**Task directions:**
Copy out the data below without any changes, from its first line through the line that contains "box-health-totals-B <box>490 590".

**Exercise inputs:**
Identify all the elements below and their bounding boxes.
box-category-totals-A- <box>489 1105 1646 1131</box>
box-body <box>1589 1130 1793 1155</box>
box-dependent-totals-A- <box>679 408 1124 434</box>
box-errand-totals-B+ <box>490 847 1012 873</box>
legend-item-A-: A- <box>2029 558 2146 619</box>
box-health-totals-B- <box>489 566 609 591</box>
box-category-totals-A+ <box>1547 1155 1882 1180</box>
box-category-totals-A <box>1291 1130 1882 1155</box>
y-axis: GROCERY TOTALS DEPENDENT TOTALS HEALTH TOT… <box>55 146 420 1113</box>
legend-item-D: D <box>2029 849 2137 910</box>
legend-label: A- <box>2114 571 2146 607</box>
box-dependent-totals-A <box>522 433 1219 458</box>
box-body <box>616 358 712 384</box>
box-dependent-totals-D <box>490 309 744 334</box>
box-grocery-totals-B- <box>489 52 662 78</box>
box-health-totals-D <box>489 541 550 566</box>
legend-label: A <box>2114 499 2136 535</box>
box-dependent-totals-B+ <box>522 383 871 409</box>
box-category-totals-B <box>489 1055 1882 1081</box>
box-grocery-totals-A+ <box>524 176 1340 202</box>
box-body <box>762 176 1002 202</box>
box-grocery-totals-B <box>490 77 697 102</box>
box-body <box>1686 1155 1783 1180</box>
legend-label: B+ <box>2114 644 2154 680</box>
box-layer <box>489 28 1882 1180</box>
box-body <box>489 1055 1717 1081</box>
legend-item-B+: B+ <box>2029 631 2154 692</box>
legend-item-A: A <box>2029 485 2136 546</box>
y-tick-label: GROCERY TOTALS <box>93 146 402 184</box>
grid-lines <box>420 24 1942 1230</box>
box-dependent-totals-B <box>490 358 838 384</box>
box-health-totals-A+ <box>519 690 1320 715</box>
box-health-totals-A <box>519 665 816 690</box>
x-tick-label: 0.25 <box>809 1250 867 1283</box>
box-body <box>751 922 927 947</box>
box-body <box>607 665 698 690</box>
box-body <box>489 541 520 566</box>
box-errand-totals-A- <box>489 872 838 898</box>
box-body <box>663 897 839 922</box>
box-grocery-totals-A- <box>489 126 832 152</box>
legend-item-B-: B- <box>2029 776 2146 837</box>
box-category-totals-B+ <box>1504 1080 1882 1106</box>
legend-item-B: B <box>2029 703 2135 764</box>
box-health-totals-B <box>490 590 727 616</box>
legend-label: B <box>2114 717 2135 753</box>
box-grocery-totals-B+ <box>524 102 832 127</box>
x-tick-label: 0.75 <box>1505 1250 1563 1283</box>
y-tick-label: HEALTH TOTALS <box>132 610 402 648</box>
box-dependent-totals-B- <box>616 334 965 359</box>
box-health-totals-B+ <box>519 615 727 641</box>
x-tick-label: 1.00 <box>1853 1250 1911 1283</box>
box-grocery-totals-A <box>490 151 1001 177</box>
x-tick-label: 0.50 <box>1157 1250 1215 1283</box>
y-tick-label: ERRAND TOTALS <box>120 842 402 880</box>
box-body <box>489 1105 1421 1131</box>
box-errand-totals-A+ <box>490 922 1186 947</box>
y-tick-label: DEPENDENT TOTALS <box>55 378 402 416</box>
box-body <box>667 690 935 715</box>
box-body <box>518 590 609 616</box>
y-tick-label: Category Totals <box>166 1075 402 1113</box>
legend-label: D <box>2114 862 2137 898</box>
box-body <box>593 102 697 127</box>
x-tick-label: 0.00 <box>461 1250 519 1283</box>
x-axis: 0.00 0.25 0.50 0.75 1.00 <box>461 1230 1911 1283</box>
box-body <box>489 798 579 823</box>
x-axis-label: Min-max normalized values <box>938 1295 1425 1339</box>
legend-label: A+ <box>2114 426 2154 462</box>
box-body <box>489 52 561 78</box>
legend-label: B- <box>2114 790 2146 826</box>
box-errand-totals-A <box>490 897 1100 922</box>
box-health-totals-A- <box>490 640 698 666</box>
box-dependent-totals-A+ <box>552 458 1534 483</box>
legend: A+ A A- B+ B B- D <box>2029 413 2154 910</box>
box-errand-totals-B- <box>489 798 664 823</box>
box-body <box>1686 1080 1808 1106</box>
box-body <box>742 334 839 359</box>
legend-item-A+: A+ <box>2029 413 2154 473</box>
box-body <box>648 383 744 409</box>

**Complete response:**
Identify all the elements below and their bounding boxes.
box-category-totals-A- <box>489 1105 1646 1131</box>
box-body <box>1589 1130 1793 1155</box>
box-dependent-totals-A- <box>679 408 1124 434</box>
box-errand-totals-B+ <box>490 847 1012 873</box>
legend-item-A-: A- <box>2029 558 2146 619</box>
box-health-totals-B- <box>489 566 609 591</box>
box-category-totals-A+ <box>1547 1155 1882 1180</box>
box-category-totals-A <box>1291 1130 1882 1155</box>
y-axis: GROCERY TOTALS DEPENDENT TOTALS HEALTH TOT… <box>55 146 420 1113</box>
legend-item-D: D <box>2029 849 2137 910</box>
legend-label: A- <box>2114 571 2146 607</box>
box-dependent-totals-A <box>522 433 1219 458</box>
box-body <box>616 358 712 384</box>
box-dependent-totals-D <box>490 309 744 334</box>
box-grocery-totals-B- <box>489 52 662 78</box>
box-health-totals-D <box>489 541 550 566</box>
legend-label: A <box>2114 499 2136 535</box>
box-dependent-totals-B+ <box>522 383 871 409</box>
box-category-totals-B <box>489 1055 1882 1081</box>
box-grocery-totals-A+ <box>524 176 1340 202</box>
box-body <box>762 176 1002 202</box>
box-grocery-totals-B <box>490 77 697 102</box>
box-body <box>1686 1155 1783 1180</box>
legend-label: B+ <box>2114 644 2154 680</box>
box-layer <box>489 28 1882 1180</box>
box-body <box>489 1055 1717 1081</box>
legend-item-B+: B+ <box>2029 631 2154 692</box>
legend-item-A: A <box>2029 485 2136 546</box>
y-tick-label: GROCERY TOTALS <box>93 146 402 184</box>
grid-lines <box>420 24 1942 1230</box>
box-dependent-totals-B <box>490 358 838 384</box>
box-health-totals-A+ <box>519 690 1320 715</box>
box-health-totals-A <box>519 665 816 690</box>
x-tick-label: 0.25 <box>809 1250 867 1283</box>
box-body <box>751 922 927 947</box>
box-body <box>607 665 698 690</box>
box-body <box>489 541 520 566</box>
box-errand-totals-A- <box>489 872 838 898</box>
box-body <box>663 897 839 922</box>
box-grocery-totals-A- <box>489 126 832 152</box>
legend-item-B-: B- <box>2029 776 2146 837</box>
box-category-totals-B+ <box>1504 1080 1882 1106</box>
legend-item-B: B <box>2029 703 2135 764</box>
box-health-totals-B <box>490 590 727 616</box>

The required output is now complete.